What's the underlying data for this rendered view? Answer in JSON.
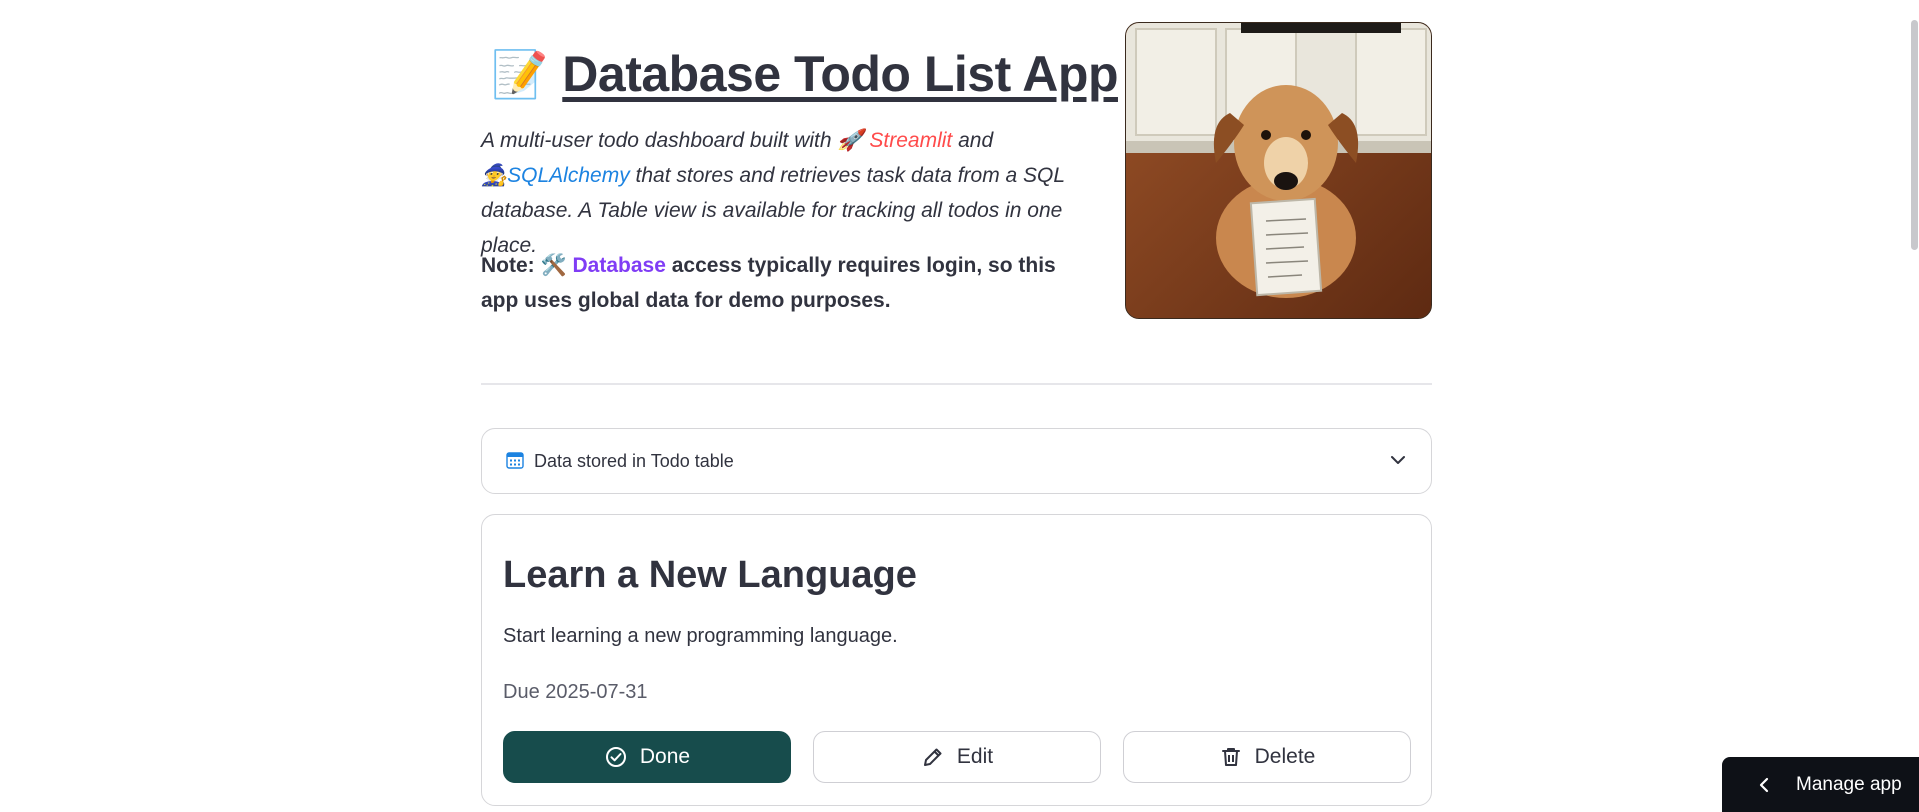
{
  "header": {
    "title_emoji": "📝",
    "title": "Database Todo List App",
    "description": {
      "part1": "A multi-user todo dashboard built with ",
      "streamlit_emoji": "🚀",
      "streamlit_link": "Streamlit",
      "part2": " and",
      "sqlalchemy_emoji": "🧙",
      "sqlalchemy_link": "SQLAlchemy",
      "part3": " that stores and retrieves task data from a SQL database. A Table view is available for tracking all todos in one place."
    },
    "note": {
      "prefix": "Note: ",
      "emoji": "🛠️",
      "database_link": "Database",
      "suffix": " access typically requires login, so this app uses global data for demo purposes."
    }
  },
  "expander": {
    "label": "Data stored in Todo table",
    "icon": "calendar-icon",
    "toggle_icon": "chevron-down-icon"
  },
  "todo": {
    "title": "Learn a New Language",
    "description": "Start learning a new programming language.",
    "due": "Due 2025-07-31",
    "buttons": {
      "done": "Done",
      "edit": "Edit",
      "delete": "Delete"
    }
  },
  "manage_app": {
    "label": "Manage app"
  },
  "colors": {
    "text": "#31333f",
    "streamlit_red": "#ff4b4b",
    "link_blue": "#1c83e1",
    "link_purple": "#803df5",
    "done_button": "#174c4c",
    "manage_bg": "#0e1117"
  }
}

***

Given problem: Show each line in the entries that holds the string "view".

Answer to this exercise:
What's the underlying data for this rendered view? Answer in JSON.
      "part3": " that stores and retrieves task data from a SQL database. A Table view is available for tracking all todos in one place."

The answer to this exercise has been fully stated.